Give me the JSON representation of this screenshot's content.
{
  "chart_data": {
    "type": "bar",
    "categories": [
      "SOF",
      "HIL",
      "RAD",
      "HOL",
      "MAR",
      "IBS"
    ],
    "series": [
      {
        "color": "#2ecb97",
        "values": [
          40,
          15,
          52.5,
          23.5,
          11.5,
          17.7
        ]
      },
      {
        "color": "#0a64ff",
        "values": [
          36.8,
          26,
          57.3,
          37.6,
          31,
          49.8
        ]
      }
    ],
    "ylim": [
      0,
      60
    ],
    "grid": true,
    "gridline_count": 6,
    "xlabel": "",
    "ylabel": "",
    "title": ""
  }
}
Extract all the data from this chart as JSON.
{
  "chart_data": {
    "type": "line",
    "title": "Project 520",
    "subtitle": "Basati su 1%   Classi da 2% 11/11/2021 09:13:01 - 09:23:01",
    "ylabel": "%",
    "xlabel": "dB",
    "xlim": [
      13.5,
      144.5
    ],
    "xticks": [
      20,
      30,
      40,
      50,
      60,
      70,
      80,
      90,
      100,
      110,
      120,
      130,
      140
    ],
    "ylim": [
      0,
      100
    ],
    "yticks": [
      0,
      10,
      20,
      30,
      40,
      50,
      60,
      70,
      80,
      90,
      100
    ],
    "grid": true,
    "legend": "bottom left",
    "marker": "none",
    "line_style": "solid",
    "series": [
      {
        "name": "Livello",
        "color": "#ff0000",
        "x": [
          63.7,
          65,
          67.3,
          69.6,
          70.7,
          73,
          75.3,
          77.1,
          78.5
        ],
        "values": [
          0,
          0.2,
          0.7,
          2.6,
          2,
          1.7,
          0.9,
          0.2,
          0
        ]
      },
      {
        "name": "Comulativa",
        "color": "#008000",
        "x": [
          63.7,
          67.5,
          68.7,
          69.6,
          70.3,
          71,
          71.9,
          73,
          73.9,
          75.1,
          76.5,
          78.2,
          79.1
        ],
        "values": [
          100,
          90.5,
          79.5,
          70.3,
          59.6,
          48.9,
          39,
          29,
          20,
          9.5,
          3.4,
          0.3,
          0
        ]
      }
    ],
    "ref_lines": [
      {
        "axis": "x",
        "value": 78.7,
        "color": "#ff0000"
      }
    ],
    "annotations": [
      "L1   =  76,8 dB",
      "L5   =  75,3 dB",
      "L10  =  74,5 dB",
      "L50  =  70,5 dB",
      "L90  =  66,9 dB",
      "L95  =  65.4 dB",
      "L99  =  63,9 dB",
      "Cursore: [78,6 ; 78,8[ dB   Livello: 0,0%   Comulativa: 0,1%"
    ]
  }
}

▶ _REQUIRED WORK_:
Check each line above for the word "this" and say how many have it, with nothing else.

▶ _CORRECT RESPONSE_:
2